__What this task involves__: Search the material below for the string "caption" and list each line that holds it.

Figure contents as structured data
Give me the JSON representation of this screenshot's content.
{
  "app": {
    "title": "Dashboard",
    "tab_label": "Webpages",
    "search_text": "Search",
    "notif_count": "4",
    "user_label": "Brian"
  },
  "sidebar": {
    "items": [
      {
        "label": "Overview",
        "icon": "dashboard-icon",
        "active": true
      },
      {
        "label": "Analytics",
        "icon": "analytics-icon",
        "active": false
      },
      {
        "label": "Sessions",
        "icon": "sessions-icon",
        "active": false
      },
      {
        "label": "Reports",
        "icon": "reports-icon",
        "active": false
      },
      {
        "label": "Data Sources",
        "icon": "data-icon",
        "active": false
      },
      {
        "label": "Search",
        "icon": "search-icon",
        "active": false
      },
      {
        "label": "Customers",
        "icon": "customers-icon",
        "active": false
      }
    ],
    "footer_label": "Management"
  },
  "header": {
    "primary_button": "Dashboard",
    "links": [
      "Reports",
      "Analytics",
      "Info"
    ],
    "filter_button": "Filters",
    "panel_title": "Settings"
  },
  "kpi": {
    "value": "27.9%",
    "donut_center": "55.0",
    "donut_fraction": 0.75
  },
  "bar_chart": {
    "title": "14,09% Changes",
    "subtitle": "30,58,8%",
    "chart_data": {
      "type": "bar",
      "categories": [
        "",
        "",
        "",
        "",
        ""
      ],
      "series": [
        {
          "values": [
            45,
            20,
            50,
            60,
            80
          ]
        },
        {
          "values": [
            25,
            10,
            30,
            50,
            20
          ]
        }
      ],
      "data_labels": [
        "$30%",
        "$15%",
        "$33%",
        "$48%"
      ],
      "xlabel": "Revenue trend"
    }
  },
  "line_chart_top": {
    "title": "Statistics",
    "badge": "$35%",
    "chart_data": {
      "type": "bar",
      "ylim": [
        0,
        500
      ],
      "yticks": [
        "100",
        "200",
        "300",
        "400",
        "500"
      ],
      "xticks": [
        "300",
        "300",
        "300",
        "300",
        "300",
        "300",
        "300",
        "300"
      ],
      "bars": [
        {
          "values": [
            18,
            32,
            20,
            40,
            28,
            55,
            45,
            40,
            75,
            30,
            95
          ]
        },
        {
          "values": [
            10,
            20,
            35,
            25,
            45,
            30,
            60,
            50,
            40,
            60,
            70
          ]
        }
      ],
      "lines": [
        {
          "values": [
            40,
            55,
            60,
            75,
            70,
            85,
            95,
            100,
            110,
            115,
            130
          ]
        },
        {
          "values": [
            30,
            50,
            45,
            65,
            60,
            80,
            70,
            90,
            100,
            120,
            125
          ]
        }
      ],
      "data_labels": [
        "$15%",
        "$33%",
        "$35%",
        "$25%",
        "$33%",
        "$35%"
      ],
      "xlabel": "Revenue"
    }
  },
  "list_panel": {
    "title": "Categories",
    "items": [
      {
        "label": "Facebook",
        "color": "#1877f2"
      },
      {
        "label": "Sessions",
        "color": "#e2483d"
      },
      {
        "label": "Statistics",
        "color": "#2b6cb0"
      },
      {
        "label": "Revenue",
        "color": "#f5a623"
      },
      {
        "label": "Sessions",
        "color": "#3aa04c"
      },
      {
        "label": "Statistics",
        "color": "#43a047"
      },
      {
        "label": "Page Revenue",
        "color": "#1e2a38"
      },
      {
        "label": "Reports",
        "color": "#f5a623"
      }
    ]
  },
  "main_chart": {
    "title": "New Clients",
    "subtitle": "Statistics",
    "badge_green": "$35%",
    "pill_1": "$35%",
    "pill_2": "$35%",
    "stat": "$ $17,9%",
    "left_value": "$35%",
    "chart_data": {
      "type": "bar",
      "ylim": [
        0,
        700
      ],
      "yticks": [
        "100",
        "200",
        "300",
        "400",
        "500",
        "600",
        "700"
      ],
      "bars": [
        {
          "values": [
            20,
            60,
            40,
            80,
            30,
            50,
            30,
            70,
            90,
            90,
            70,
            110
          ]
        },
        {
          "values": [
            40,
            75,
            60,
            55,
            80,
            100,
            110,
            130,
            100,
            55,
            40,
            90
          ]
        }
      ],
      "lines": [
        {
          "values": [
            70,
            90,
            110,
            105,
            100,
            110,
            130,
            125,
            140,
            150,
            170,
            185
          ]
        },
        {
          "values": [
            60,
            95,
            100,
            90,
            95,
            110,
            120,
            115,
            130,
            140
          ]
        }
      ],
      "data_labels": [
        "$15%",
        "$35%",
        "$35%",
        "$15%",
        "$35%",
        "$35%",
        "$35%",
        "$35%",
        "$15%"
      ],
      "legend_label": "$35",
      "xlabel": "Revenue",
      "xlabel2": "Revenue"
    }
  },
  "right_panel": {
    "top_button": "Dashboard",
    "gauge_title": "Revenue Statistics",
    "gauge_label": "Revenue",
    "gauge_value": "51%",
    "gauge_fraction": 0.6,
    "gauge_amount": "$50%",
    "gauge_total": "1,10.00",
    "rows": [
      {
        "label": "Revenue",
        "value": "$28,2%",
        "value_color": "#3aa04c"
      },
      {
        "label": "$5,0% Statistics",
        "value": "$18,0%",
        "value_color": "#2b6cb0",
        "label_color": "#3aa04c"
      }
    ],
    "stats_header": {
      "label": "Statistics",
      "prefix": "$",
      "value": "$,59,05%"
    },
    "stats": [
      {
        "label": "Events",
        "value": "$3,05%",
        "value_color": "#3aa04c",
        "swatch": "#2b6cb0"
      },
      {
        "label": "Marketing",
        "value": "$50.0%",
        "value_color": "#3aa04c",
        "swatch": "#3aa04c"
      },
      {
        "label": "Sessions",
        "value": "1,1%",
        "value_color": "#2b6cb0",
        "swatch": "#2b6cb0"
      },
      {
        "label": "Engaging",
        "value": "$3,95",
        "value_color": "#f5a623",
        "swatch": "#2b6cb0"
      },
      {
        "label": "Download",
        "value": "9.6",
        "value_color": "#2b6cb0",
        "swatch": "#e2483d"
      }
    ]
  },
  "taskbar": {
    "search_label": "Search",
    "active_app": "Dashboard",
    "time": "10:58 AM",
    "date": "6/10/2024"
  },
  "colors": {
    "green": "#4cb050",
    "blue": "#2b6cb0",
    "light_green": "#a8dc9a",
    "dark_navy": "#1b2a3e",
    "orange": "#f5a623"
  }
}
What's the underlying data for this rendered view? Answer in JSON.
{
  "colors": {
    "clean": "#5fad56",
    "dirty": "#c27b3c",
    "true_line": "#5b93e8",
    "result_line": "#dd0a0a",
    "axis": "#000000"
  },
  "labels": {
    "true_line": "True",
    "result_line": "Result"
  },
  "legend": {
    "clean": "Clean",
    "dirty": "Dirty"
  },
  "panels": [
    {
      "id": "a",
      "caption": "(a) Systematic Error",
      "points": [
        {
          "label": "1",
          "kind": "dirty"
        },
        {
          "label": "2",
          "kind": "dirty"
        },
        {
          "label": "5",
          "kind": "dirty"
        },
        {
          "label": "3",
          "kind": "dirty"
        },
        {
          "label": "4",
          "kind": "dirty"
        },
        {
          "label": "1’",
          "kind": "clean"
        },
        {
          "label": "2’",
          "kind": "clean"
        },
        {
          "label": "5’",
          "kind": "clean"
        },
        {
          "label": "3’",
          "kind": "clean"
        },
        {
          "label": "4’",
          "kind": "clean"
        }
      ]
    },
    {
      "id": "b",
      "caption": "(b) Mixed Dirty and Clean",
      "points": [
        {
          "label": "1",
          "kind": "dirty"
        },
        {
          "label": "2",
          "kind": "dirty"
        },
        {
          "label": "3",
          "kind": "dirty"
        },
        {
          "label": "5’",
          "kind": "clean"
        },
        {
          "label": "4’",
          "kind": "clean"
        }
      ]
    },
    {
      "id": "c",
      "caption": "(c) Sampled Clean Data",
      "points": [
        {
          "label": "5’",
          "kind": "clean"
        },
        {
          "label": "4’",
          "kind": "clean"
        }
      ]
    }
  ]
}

__Solved problem__:
      "caption": "(a) Systematic Error",
      "caption": "(b) Mixed Dirty and Clean",
      "caption": "(c) Sampled Clean Data",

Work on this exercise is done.